### TAREFAS A REALIZAR
[a] Liste todos os tipos de unidade de processamento citados na seção do documento sobre a evolução dos chips e dos modelos de IA.
[b] Retome o texto sobre custos e eficiência dos modelos de IA a partir do ponto em que ele termina.

A evolução dos chips vem na esteira dessa evolução, prossegue Nobrega, com NPUs (sigla inglesa para unidade de processamento neural), mais cost eficiente para inferências e presente em smartphones, especializados em processar modelos de redes neurais, e os TPUs (unidades de processamento de tensor, na sigla em inglês), criados pelo Google, mais potentes e performáticos para tarefas específicas.
“Em outras palavras, estamos saindo de uma era de ‘força-bruta’ no uso obrigatório de GPUs para processar IA, para uma era de otimização, em que modelos reduzem o consumo energético por inferência, reduzem, mas não eliminam, a dependência exclusiva de GPUs e barateiam a execução em escala, pois CPUs são mais abundantes e baratas”, analisa.
Segundo Fabio Caversan, vice-presidente global de inovação do Grupo Stefanini, existe uma demanda represada por empresas que resistem à adoção, evitando usar os modelos disponíveis na nuvem, ainda que em ambientes privados. “Instalações privadas se revelam custosas com resultados inferiores. A redução de custos e a melhoria dos modelos vão, inevitavelmente, viabilizar esses projetos, aumentando muito a demanda. O principal desafio é certamente a aplicação desses recursos em projetos que tragam valor e resultado, visto que provavelmente ainda serão valiosos”, destaca Caversan.
A redução dos custos computacionais e a otimização desses modelos significam uma escalada em novas aplicações e mercados, indica Marcelo Ramos, CEO da Axway América Latina, o que gerará desafios em três frentes: a eficiência energética, o uso responsável dos recursos computacionais e governança de IA.
“Trabalhamos com estratégias que podem mitigar os impactos ambientais usando tecnologias com modelos mais enxutos e especializados, processamento descentralizado e cloud híbrida. Além disso, é essencial que as empresas adotem soluções de orquestração inteligente para otimizar a carga de trabalho nos data centers e reduzir o consumo de energia sem comprometer a inovação. Outro ponto a destacar, fundamental para mitigar o uso excessivo, é a promoção de uma cultura de sustentabilidade, não somente dentro das empresas, mas em toda a sociedade, priorizando o uso responsável dos recursos em suas aplicações de IA”, afirma.

### EXTRATOS DE DADOS

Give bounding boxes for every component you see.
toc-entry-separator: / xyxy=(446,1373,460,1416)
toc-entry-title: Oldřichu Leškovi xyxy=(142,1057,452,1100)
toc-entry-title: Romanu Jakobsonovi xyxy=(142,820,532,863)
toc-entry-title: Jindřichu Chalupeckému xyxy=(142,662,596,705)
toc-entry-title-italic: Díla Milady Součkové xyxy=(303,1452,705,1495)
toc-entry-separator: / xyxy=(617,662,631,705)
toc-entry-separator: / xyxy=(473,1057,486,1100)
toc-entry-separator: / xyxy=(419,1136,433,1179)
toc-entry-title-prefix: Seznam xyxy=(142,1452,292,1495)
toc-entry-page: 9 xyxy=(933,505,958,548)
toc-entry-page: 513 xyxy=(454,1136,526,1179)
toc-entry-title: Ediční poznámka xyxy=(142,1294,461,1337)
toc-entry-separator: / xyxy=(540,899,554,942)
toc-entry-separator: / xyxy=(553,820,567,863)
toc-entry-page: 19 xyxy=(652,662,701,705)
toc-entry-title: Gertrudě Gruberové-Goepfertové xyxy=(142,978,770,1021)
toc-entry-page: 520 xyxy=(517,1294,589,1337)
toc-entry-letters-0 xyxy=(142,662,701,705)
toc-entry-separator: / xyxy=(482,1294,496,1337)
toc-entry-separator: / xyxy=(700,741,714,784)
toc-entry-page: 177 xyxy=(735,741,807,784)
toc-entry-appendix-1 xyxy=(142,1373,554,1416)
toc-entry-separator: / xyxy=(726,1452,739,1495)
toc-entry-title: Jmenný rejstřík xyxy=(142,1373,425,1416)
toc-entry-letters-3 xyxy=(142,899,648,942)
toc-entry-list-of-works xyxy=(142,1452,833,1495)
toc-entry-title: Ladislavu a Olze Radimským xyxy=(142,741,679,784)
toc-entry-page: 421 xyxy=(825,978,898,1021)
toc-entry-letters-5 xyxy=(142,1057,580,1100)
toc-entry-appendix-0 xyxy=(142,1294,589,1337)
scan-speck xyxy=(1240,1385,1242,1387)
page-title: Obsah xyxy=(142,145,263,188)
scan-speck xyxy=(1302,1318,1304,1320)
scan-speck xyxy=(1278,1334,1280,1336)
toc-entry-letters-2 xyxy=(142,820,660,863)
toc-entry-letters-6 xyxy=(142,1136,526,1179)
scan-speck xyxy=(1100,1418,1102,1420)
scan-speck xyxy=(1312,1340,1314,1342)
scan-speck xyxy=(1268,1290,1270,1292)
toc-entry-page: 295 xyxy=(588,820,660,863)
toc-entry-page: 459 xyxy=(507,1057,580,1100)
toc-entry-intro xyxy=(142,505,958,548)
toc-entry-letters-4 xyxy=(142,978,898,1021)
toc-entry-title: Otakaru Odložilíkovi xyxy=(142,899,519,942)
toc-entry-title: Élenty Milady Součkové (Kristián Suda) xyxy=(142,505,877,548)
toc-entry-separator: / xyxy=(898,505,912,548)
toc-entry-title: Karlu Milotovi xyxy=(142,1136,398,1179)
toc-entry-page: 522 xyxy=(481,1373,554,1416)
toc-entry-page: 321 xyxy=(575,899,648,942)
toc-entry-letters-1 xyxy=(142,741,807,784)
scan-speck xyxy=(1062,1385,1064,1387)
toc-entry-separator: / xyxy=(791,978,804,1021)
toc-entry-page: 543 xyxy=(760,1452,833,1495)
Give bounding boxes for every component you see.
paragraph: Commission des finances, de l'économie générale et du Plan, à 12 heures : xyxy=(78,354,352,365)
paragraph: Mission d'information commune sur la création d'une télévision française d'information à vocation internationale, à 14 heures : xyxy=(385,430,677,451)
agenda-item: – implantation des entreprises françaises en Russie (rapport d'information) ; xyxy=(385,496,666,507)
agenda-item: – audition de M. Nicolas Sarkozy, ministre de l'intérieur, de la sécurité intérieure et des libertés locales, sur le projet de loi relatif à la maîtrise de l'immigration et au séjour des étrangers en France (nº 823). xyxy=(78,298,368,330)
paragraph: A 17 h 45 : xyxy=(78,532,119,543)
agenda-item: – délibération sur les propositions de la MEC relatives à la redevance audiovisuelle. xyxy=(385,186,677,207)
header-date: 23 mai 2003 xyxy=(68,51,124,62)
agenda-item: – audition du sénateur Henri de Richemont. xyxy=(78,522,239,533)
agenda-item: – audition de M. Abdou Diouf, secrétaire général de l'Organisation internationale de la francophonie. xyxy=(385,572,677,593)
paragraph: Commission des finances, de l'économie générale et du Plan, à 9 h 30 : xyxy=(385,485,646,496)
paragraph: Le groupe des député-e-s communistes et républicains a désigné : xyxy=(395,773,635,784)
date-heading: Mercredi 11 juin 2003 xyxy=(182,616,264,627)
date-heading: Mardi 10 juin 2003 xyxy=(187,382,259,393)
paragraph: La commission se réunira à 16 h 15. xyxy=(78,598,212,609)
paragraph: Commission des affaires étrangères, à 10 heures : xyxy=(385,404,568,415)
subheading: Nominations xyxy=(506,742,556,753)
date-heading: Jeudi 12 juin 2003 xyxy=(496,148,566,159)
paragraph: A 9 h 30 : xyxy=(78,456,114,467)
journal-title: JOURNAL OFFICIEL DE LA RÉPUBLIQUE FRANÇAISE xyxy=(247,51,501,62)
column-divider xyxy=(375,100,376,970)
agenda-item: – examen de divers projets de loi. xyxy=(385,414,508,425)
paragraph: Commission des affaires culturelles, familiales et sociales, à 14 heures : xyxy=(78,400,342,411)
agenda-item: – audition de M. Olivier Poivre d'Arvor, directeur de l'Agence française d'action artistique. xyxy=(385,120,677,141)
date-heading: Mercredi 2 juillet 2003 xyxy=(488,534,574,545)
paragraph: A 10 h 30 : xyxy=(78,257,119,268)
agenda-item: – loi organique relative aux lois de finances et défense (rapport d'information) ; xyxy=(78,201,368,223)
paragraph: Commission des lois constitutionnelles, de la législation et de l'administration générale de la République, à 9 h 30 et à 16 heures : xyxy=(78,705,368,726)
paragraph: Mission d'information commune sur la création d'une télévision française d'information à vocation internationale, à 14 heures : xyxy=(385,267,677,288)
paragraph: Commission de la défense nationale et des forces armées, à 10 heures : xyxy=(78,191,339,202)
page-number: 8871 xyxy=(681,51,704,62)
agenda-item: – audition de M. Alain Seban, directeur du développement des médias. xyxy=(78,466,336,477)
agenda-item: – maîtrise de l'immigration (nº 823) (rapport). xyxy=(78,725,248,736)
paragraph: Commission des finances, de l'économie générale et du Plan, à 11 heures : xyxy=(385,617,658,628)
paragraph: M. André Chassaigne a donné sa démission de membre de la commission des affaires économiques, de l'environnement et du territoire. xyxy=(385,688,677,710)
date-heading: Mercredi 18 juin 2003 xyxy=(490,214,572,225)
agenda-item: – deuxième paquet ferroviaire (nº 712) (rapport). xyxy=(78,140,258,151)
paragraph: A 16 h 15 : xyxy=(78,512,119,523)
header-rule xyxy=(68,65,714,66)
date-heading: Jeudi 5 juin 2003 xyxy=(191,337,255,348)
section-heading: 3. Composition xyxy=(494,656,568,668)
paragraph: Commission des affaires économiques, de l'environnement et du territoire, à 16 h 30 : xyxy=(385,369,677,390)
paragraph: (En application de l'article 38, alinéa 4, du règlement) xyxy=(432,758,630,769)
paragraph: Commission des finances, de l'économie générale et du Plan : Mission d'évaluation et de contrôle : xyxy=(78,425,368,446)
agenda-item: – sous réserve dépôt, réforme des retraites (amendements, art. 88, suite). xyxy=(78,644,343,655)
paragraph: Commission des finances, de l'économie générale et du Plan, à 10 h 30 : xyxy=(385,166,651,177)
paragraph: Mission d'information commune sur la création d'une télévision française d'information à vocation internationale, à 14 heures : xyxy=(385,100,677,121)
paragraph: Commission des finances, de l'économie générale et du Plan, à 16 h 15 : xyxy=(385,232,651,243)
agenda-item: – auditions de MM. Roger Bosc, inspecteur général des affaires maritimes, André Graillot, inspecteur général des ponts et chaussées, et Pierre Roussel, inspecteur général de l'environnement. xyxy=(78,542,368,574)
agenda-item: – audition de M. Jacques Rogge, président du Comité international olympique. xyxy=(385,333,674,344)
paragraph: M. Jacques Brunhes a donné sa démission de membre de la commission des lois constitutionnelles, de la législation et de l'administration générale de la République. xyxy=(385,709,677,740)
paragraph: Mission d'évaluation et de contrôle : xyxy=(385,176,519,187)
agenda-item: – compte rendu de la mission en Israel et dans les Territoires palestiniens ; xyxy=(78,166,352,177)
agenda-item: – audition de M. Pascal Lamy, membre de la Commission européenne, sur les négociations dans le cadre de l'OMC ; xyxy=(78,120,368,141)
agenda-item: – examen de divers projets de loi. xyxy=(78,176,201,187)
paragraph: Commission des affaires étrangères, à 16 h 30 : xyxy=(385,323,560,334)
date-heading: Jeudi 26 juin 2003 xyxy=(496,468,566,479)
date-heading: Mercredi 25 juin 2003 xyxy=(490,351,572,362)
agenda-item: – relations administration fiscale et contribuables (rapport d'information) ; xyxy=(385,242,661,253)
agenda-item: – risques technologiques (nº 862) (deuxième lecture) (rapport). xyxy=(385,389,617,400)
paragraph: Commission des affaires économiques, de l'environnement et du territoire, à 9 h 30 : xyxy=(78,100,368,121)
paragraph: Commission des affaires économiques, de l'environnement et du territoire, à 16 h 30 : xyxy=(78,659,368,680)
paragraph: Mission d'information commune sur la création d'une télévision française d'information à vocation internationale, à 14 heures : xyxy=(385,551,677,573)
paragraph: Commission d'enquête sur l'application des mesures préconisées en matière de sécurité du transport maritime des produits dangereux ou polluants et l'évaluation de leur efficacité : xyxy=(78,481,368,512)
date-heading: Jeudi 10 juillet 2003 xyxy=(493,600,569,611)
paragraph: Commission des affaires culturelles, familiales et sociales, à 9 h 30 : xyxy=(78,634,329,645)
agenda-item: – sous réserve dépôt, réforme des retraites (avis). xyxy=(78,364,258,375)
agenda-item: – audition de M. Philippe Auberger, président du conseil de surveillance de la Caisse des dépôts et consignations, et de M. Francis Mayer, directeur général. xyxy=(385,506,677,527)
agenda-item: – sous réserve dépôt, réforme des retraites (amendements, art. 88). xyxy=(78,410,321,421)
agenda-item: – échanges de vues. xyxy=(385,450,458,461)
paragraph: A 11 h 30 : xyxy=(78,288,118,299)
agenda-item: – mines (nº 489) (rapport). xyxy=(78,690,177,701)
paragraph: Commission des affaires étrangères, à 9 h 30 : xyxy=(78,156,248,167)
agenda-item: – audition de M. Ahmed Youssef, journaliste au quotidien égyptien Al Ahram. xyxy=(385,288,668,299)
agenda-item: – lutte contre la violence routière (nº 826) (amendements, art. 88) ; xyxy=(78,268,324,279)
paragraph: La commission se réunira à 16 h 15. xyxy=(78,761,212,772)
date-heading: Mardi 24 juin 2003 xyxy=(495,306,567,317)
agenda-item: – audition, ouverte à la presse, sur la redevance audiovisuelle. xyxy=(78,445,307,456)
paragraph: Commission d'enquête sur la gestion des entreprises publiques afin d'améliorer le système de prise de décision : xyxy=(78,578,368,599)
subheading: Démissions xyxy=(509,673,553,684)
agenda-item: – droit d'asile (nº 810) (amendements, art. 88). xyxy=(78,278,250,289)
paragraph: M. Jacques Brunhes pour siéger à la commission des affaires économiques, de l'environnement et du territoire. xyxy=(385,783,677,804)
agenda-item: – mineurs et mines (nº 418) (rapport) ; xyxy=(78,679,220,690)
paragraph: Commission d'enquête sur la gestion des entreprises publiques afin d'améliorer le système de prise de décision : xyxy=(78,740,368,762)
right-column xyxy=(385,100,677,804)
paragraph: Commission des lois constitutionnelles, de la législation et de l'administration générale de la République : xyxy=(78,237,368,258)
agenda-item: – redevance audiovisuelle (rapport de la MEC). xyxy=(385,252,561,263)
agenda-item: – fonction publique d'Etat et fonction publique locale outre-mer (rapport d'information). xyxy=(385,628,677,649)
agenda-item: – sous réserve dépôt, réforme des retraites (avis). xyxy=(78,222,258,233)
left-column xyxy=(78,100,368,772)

### RESULTADOS DO EXERCÍCIO
[a] NPUs (unidades de processamento neural), TPUs (unidades de processamento de tensor), GPUs e CPUs.

[b]
A evolução, no entanto, não é incompatível com a sustentabilidade. A tecnologia tem papel fundamental na criação de soluções mais eficientes e sustentáveis, defende David Aiub, diretor sênior de tecnologia EMEA da CI&T. “Acreditamos que o futuro da IA não precisa ser uma escolha entre inovação e sustentabilidade. O equilíbrio entre desempenho, eficiência energética e acessibilidade será essencial para garantir que a IA continue evoluindo sem comprometer o planeta. Empresas que incorporam esses pilares desde a concepção de seus produtos e serviços estarão mais bem posicionadas para liderar essa transformação de forma sustentável”, define.
O desafio da indústria, ressalta o executivo, está justamente em equilibrar essa expansão com práticas que otimizem o consumo de recursos. “Nesse sentido, já vemos alguns avanços importantes. Entre eles, estão o desenvolvimento de modelos menos intensivos em energia, como os small language models (SLMs), os chips especializados de baixo consumo e a transição para data centers movidos a fontes renováveis”, pontua.
“A exponencialização da curva de adoção é um caminho sem volta, e investimentos robustos em energia verde eficiente, como eólica, solar onshore ou mesmo a hídrica — ou ainda a fissão nuclear, altamente eficiente, embora socialmente questionada pelos riscos associados aos resíduos — e em datacenters neutros em carbono são imperativos para equilibrarmos o impacto num futuro não muito distante”, projeta Nobrega, da Totvs.